AIM — Compute how many lines in the entries below contain "speed", and output nothing but the number.

RECORDS PROVIDED —
- - - -

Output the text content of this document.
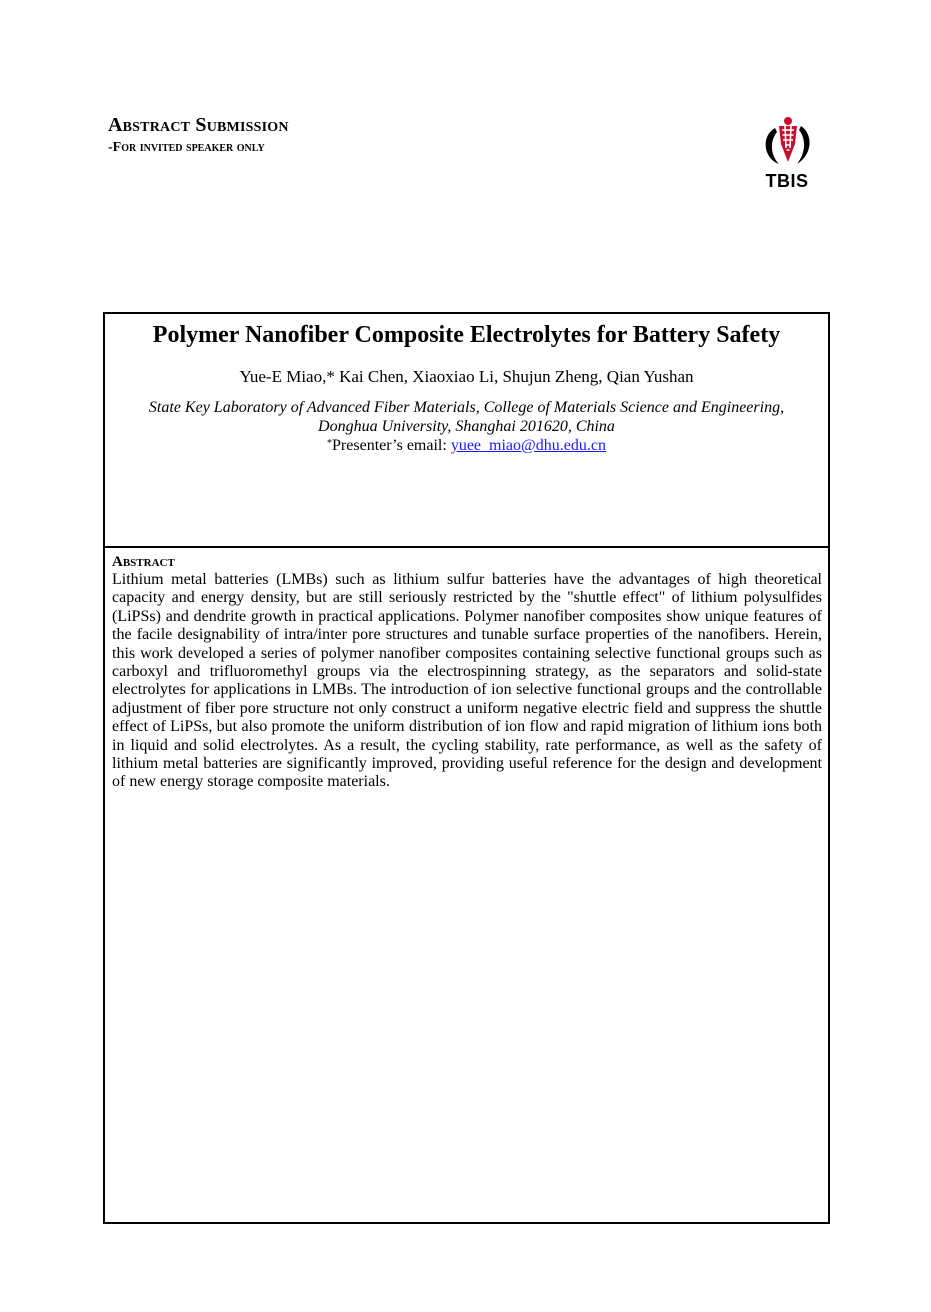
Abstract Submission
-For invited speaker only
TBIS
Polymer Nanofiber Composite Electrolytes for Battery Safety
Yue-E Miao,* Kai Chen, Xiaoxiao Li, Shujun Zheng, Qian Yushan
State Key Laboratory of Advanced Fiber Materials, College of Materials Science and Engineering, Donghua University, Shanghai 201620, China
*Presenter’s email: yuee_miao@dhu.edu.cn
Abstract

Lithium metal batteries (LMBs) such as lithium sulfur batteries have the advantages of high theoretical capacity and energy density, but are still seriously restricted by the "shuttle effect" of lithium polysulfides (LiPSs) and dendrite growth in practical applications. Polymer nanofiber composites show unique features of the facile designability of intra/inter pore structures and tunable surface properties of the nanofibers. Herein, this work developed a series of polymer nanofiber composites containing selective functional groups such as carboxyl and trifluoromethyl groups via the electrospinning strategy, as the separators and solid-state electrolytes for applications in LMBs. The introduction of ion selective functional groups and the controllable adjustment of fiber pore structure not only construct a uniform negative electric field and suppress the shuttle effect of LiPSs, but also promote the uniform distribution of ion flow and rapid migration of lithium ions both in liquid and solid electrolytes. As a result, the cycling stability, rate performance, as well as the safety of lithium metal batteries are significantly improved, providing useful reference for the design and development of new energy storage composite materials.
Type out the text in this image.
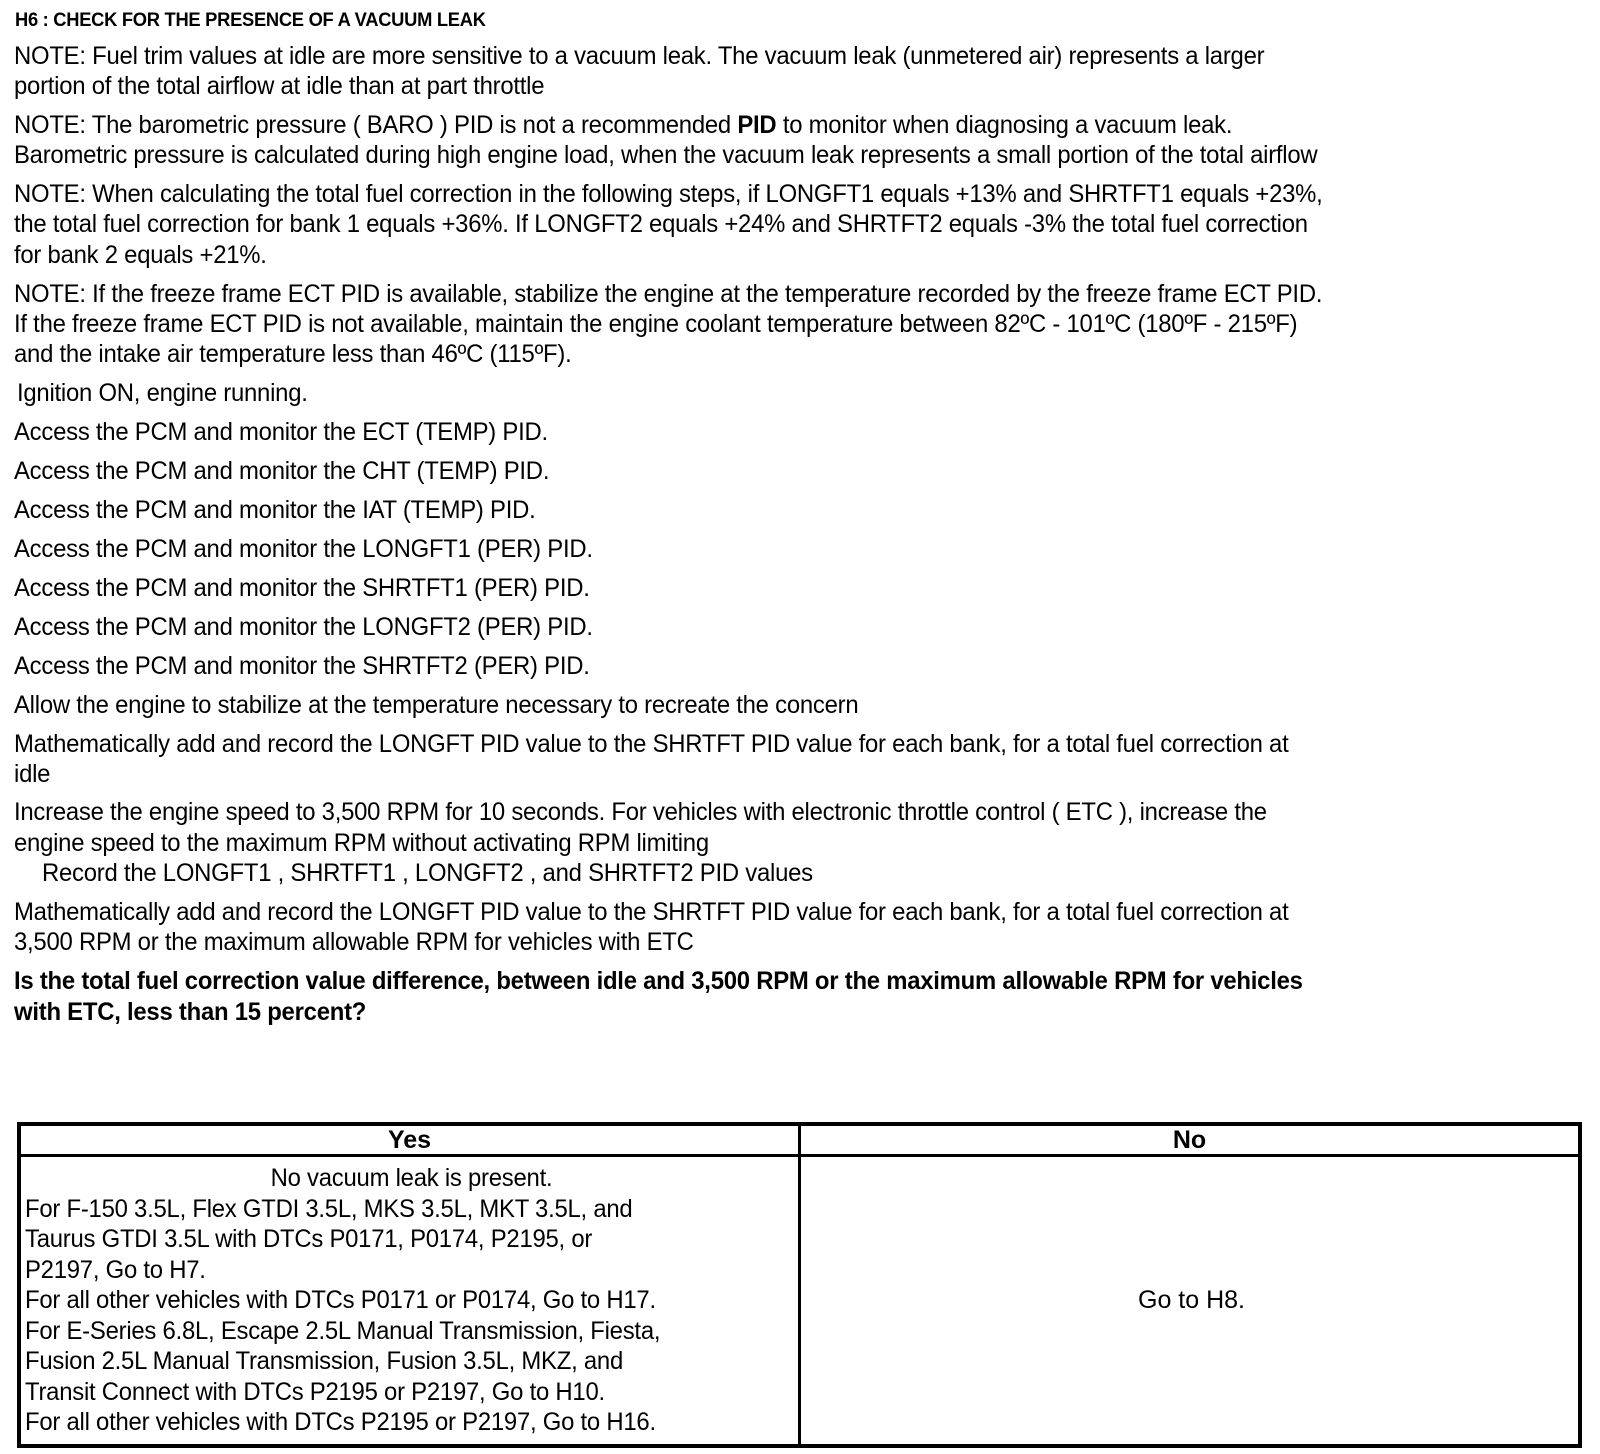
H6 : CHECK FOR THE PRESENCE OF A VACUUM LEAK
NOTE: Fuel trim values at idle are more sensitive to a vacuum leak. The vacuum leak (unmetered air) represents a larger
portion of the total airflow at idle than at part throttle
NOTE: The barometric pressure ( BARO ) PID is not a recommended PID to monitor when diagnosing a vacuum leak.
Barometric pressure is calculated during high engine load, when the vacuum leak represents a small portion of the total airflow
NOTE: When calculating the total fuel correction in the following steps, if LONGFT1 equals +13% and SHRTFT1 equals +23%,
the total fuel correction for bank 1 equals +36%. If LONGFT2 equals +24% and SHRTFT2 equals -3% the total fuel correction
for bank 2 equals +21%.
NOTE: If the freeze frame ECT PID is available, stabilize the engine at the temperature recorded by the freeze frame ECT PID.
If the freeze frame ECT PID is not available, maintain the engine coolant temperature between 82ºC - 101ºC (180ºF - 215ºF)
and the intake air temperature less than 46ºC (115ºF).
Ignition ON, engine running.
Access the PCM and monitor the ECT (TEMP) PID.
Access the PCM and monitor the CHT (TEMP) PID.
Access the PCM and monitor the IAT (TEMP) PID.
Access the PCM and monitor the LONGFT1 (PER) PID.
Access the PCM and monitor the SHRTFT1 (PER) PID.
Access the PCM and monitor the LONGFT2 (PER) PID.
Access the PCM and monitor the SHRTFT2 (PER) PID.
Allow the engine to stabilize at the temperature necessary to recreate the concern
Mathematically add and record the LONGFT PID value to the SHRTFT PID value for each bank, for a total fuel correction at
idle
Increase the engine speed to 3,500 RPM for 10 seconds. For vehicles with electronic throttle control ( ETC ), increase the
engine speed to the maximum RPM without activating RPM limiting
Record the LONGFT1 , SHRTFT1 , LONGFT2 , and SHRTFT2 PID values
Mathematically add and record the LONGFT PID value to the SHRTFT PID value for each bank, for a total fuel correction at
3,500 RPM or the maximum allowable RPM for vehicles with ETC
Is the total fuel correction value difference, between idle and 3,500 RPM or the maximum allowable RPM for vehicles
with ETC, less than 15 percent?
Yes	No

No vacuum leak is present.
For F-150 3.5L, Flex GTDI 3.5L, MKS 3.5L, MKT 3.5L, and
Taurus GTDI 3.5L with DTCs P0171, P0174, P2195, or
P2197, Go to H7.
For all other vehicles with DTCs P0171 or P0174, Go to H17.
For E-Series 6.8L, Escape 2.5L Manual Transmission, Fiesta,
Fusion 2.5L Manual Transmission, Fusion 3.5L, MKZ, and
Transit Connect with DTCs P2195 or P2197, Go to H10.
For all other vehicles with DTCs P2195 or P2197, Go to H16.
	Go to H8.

- - - -

RESPONSE FOR THIS EXERCISE — 2